*What needs to be done*.
Drop all images and give the records again exactly.

=-=-=

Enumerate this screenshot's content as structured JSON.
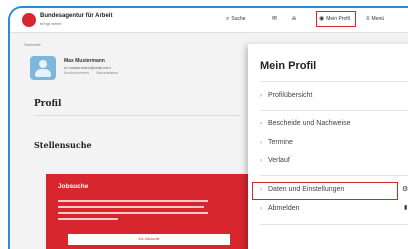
{
  "header": {
    "logo_title": "Bundesagentur für Arbeit",
    "logo_subtitle": "bringt weiter",
    "items": [
      {
        "label": "Suche",
        "icon": "search-icon"
      },
      {
        "label": "",
        "icon": "mail-icon"
      },
      {
        "label": "",
        "icon": "bell-icon"
      },
      {
        "label": "Mein Profil",
        "icon": "user-icon"
      },
      {
        "label": "Menü",
        "icon": "menu-icon"
      }
    ]
  },
  "breadcrumb": "Startseite",
  "profile": {
    "name": "Max Mustermann",
    "email": "m.mustermann@mail.com",
    "meta_left": "Kundennummer",
    "meta_right": "Geburtsdatum"
  },
  "page": {
    "title": "Profil",
    "section": "Stellensuche"
  },
  "jobcard": {
    "title": "Jobsuche",
    "button": "Zur Jobsuche"
  },
  "dropdown": {
    "title": "Mein Profil",
    "items": [
      {
        "label": "Profilübersicht"
      },
      {
        "label": "Bescheide und Nachweise"
      },
      {
        "label": "Termine"
      },
      {
        "label": "Verlauf"
      },
      {
        "label": "Daten und Einstellungen",
        "icon": "gear-icon"
      },
      {
        "label": "Abmelden",
        "icon": "logout-icon"
      }
    ]
  },
  "colors": {
    "brand": "#d7262e",
    "highlight": "#d7262e",
    "frame": "#2d8bd0"
  }
}
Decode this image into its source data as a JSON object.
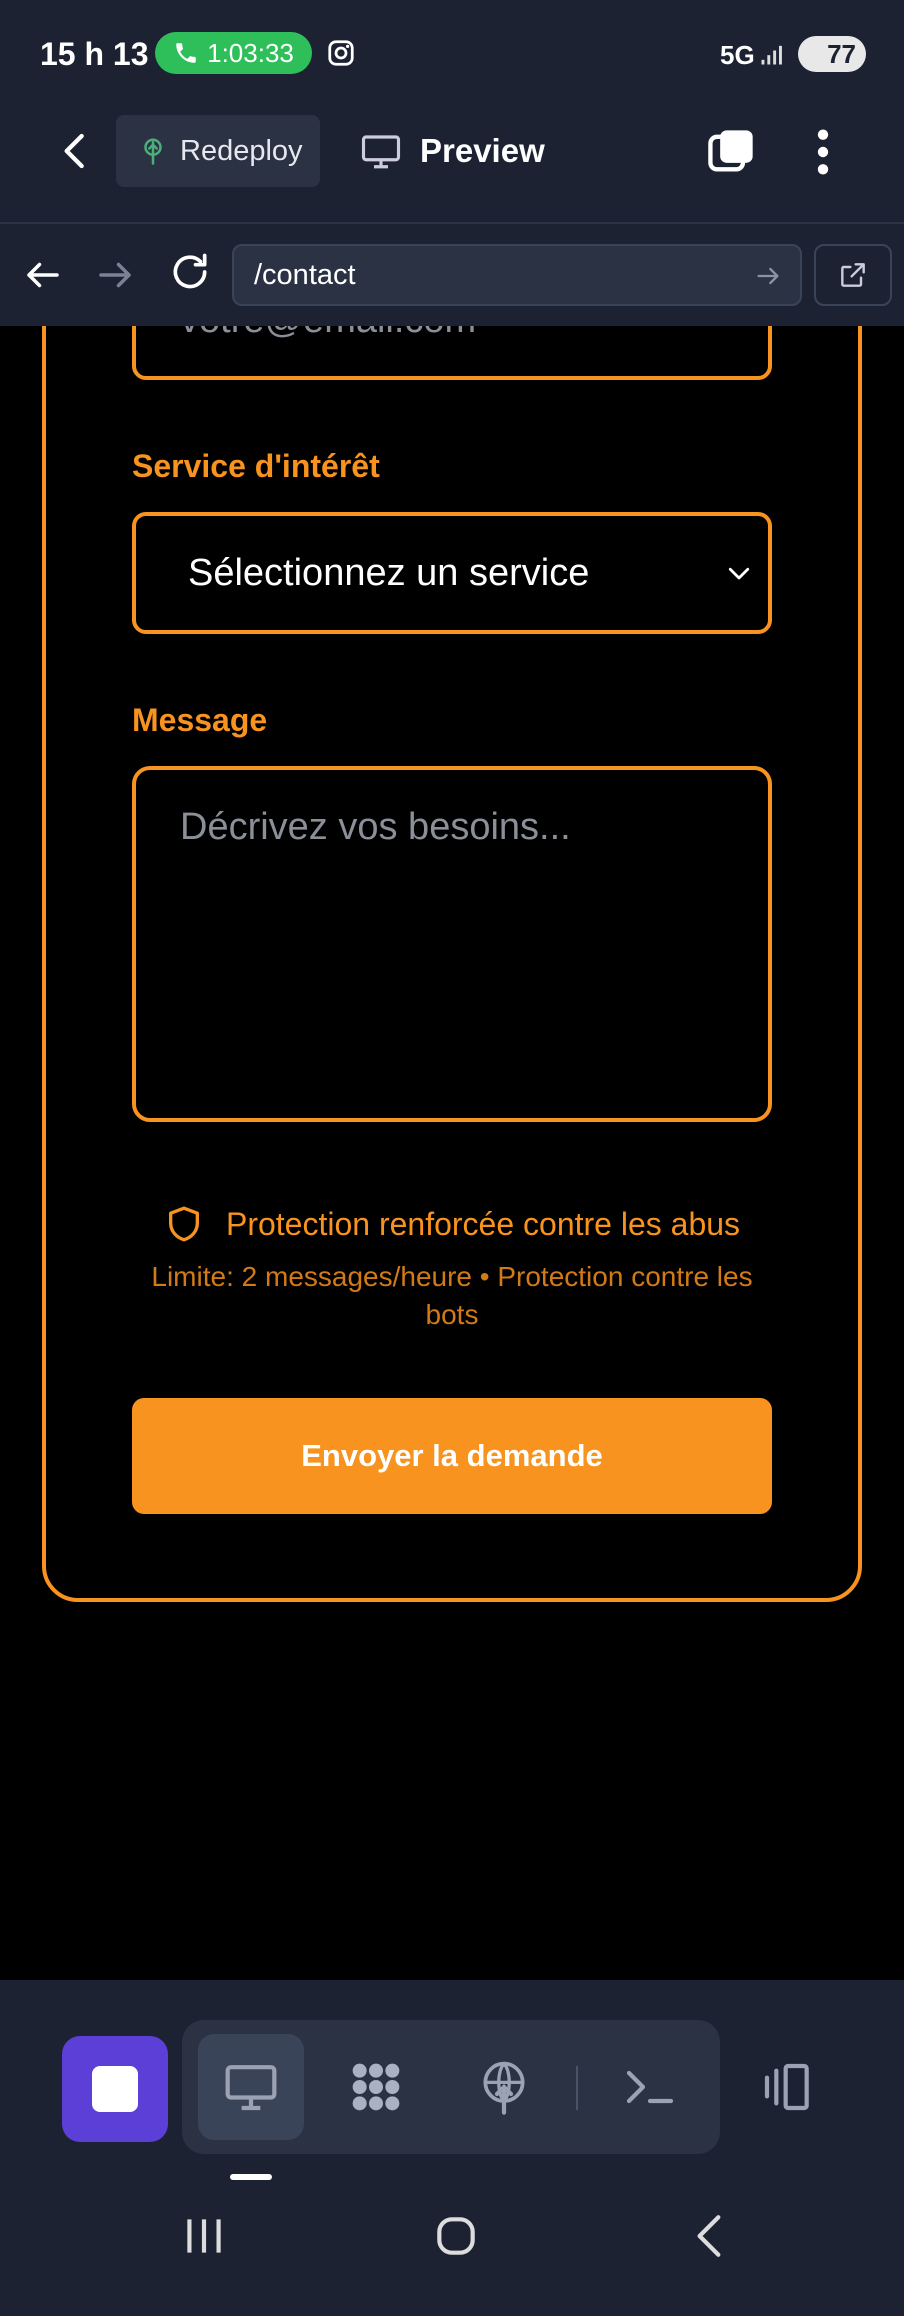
{
  "status_bar": {
    "time": "15 h 13",
    "call_timer": "1:03:33",
    "network": "5G",
    "battery": "77",
    "icons": [
      "phone-icon",
      "instagram-icon",
      "signal-icon",
      "battery-icon"
    ]
  },
  "app_bar": {
    "redeploy_label": "Redeploy",
    "preview_label": "Preview",
    "icons": [
      "back-arrow-icon",
      "deploy-tree-icon",
      "monitor-icon",
      "tabs-icon",
      "more-vertical-icon"
    ]
  },
  "url_bar": {
    "url": "/contact",
    "icons": [
      "back-icon",
      "forward-icon",
      "reload-icon",
      "go-arrow-icon",
      "external-link-icon"
    ]
  },
  "form": {
    "email_value": "votre@email.com",
    "service_label": "Service d'intérêt",
    "service_selected": "Sélectionnez un service",
    "message_label": "Message",
    "message_placeholder": "Décrivez vos besoins...",
    "protection_title": "Protection renforcée contre les abus",
    "protection_detail": "Limite: 2 messages/heure • Protection contre les bots",
    "submit_label": "Envoyer la demande"
  },
  "colors": {
    "accent": "#f7931e",
    "chrome_bg": "#1c2232",
    "stop_button": "#5b3fd6"
  },
  "dock": {
    "icons": [
      "stop-icon",
      "monitor-icon",
      "grid-dots-icon",
      "deploy-globe-icon",
      "terminal-icon",
      "split-view-icon"
    ]
  }
}
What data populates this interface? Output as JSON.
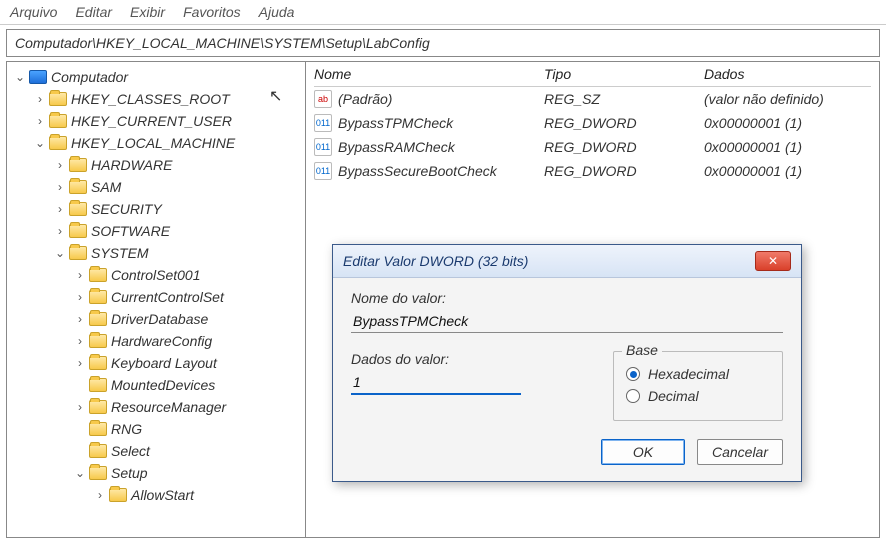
{
  "menu": {
    "items": [
      "Arquivo",
      "Editar",
      "Exibir",
      "Favoritos",
      "Ajuda"
    ]
  },
  "address": "Computador\\HKEY_LOCAL_MACHINE\\SYSTEM\\Setup\\LabConfig",
  "tree": {
    "root": "Computador",
    "hkcr": "HKEY_CLASSES_ROOT",
    "hkcu": "HKEY_CURRENT_USER",
    "hklm": "HKEY_LOCAL_MACHINE",
    "hklm_children": [
      "HARDWARE",
      "SAM",
      "SECURITY",
      "SOFTWARE"
    ],
    "system": "SYSTEM",
    "system_children": [
      "ControlSet001",
      "CurrentControlSet",
      "DriverDatabase",
      "HardwareConfig",
      "Keyboard Layout",
      "MountedDevices",
      "ResourceManager",
      "RNG",
      "Select"
    ],
    "setup": "Setup",
    "setup_children": [
      "AllowStart"
    ]
  },
  "list": {
    "columns": {
      "name": "Nome",
      "type": "Tipo",
      "data": "Dados"
    },
    "rows": [
      {
        "kind": "str",
        "name": "(Padrão)",
        "type": "REG_SZ",
        "data": "(valor não definido)"
      },
      {
        "kind": "dw",
        "name": "BypassTPMCheck",
        "type": "REG_DWORD",
        "data": "0x00000001 (1)"
      },
      {
        "kind": "dw",
        "name": "BypassRAMCheck",
        "type": "REG_DWORD",
        "data": "0x00000001 (1)"
      },
      {
        "kind": "dw",
        "name": "BypassSecureBootCheck",
        "type": "REG_DWORD",
        "data": "0x00000001 (1)"
      }
    ]
  },
  "dialog": {
    "title": "Editar Valor DWORD (32 bits)",
    "name_label": "Nome do valor:",
    "name_value": "BypassTPMCheck",
    "data_label": "Dados do valor:",
    "data_value": "1",
    "base_label": "Base",
    "radio_hex": "Hexadecimal",
    "radio_dec": "Decimal",
    "ok": "OK",
    "cancel": "Cancelar"
  },
  "icon_text": {
    "str": "ab",
    "dw": "011"
  }
}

=-=-=

*The completed task*.
Enumerate this screenshot's content as structured JSON.
{
  "header": {
    "logo_title": "Bundesagentur für Arbeit",
    "logo_subtitle": "bringt weiter",
    "items": [
      {
        "label": "Suche",
        "icon": "search-icon"
      },
      {
        "label": "",
        "icon": "mail-icon"
      },
      {
        "label": "",
        "icon": "bell-icon"
      },
      {
        "label": "Mein Profil",
        "icon": "user-icon"
      },
      {
        "label": "Menü",
        "icon": "menu-icon"
      }
    ]
  },
  "breadcrumb": "Startseite",
  "profile": {
    "name": "Max Mustermann",
    "email": "m.mustermann@mail.com",
    "meta_left": "Kundennummer",
    "meta_right": "Geburtsdatum"
  },
  "page": {
    "title": "Profil",
    "section": "Stellensuche"
  },
  "jobcard": {
    "title": "Jobsuche",
    "button": "Zur Jobsuche"
  },
  "dropdown": {
    "title": "Mein Profil",
    "items": [
      {
        "label": "Profilübersicht"
      },
      {
        "label": "Bescheide und Nachweise"
      },
      {
        "label": "Termine"
      },
      {
        "label": "Verlauf"
      },
      {
        "label": "Daten und Einstellungen",
        "icon": "gear-icon"
      },
      {
        "label": "Abmelden",
        "icon": "logout-icon"
      }
    ]
  },
  "colors": {
    "brand": "#d7262e",
    "highlight": "#d7262e",
    "frame": "#2d8bd0"
  }
}
Decode this image into its source data as a JSON object.
{
  "status_bar": {
    "time": "15 h 13",
    "call_timer": "1:03:33",
    "network": "5G",
    "battery": "77",
    "icons": [
      "phone-icon",
      "instagram-icon",
      "signal-icon",
      "battery-icon"
    ]
  },
  "app_bar": {
    "redeploy_label": "Redeploy",
    "preview_label": "Preview",
    "icons": [
      "back-arrow-icon",
      "deploy-tree-icon",
      "monitor-icon",
      "tabs-icon",
      "more-vertical-icon"
    ]
  },
  "url_bar": {
    "url": "/contact",
    "icons": [
      "back-icon",
      "forward-icon",
      "reload-icon",
      "go-arrow-icon",
      "external-link-icon"
    ]
  },
  "form": {
    "email_value": "votre@email.com",
    "service_label": "Service d'intérêt",
    "service_selected": "Sélectionnez un service",
    "message_label": "Message",
    "message_placeholder": "Décrivez vos besoins...",
    "protection_title": "Protection renforcée contre les abus",
    "protection_detail": "Limite: 2 messages/heure • Protection contre les bots",
    "submit_label": "Envoyer la demande"
  },
  "colors": {
    "accent": "#f7931e",
    "chrome_bg": "#1c2232",
    "stop_button": "#5b3fd6"
  },
  "dock": {
    "icons": [
      "stop-icon",
      "monitor-icon",
      "grid-dots-icon",
      "deploy-globe-icon",
      "terminal-icon",
      "split-view-icon"
    ]
  }
}
What data populates this interface? Output as JSON.
{
  "menu": {
    "items": [
      "Arquivo",
      "Editar",
      "Exibir",
      "Favoritos",
      "Ajuda"
    ]
  },
  "address": "Computador\\HKEY_LOCAL_MACHINE\\SYSTEM\\Setup\\LabConfig",
  "tree": {
    "root": "Computador",
    "hkcr": "HKEY_CLASSES_ROOT",
    "hkcu": "HKEY_CURRENT_USER",
    "hklm": "HKEY_LOCAL_MACHINE",
    "hklm_children": [
      "HARDWARE",
      "SAM",
      "SECURITY",
      "SOFTWARE"
    ],
    "system": "SYSTEM",
    "system_children": [
      "ControlSet001",
      "CurrentControlSet",
      "DriverDatabase",
      "HardwareConfig",
      "Keyboard Layout",
      "MountedDevices",
      "ResourceManager",
      "RNG",
      "Select"
    ],
    "setup": "Setup",
    "setup_children": [
      "AllowStart"
    ]
  },
  "list": {
    "columns": {
      "name": "Nome",
      "type": "Tipo",
      "data": "Dados"
    },
    "rows": [
      {
        "kind": "str",
        "name": "(Padrão)",
        "type": "REG_SZ",
        "data": "(valor não definido)"
      },
      {
        "kind": "dw",
        "name": "BypassTPMCheck",
        "type": "REG_DWORD",
        "data": "0x00000001 (1)"
      },
      {
        "kind": "dw",
        "name": "BypassRAMCheck",
        "type": "REG_DWORD",
        "data": "0x00000001 (1)"
      },
      {
        "kind": "dw",
        "name": "BypassSecureBootCheck",
        "type": "REG_DWORD",
        "data": "0x00000001 (1)"
      }
    ]
  },
  "dialog": {
    "title": "Editar Valor DWORD (32 bits)",
    "name_label": "Nome do valor:",
    "name_value": "BypassTPMCheck",
    "data_label": "Dados do valor:",
    "data_value": "1",
    "base_label": "Base",
    "radio_hex": "Hexadecimal",
    "radio_dec": "Decimal",
    "ok": "OK",
    "cancel": "Cancelar"
  },
  "icon_text": {
    "str": "ab",
    "dw": "011"
  }
}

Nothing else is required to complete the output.